EXERCISE DETAILS: Make an exact copy of the listing below.

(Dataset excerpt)

---

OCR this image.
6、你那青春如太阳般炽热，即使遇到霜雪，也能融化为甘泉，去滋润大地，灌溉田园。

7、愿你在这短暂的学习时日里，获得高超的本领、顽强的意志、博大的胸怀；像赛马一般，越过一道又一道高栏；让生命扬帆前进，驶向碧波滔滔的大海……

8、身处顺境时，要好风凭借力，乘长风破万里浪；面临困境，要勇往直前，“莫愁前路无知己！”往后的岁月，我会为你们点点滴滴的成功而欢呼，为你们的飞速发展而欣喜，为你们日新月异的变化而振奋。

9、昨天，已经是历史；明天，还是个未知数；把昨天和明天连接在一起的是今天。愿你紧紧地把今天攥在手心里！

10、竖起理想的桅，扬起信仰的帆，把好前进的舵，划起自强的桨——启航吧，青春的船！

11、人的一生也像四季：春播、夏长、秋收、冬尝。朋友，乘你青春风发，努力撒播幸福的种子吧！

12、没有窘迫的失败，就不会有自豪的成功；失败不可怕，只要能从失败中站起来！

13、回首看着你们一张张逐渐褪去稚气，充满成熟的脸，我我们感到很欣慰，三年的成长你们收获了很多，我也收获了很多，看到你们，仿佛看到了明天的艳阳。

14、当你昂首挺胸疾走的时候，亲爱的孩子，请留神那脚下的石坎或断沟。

---

COMPLETE ANSWER:
OCR this image.
6、你那青春如太阳般炽热，即使遇到霜雪，也能融化为甘泉，去滋润大地，灌溉田园。

7、愿你在这短暂的学习时日里，获得高超的本领、顽强的意志、博大的胸怀；像赛马一般，越过一道又一道高栏；让生命扬帆前进，驶向碧波滔滔的大海……

8、身处顺境时，要好风凭借力，乘长风破万里浪；面临困境，要勇往直前，“莫愁前路无知己！”往后的岁月，我会为你们点点滴滴的成功而欢呼，为你们的飞速发展而欣喜，为你们日新月异的变化而振奋。

9、昨天，已经是历史；明天，还是个未知数；把昨天和明天连接在一起的是今天。愿你紧紧地把今天攥在手心里！

10、竖起理想的桅，扬起信仰的帆，把好前进的舵，划起自强的桨——启航吧，青春的船！

11、人的一生也像四季：春播、夏长、秋收、冬尝。朋友，乘你青春风发，努力撒播幸福的种子吧！

12、没有窘迫的失败，就不会有自豪的成功；失败不可怕，只要能从失败中站起来！

13、回首看着你们一张张逐渐褪去稚气，充满成熟的脸，我我们感到很欣慰，三年的成长你们收获了很多，我也收获了很多，看到你们，仿佛看到了明天的艳阳。

14、当你昂首挺胸疾走的时候，亲爱的孩子，请留神那脚下的石坎或断沟。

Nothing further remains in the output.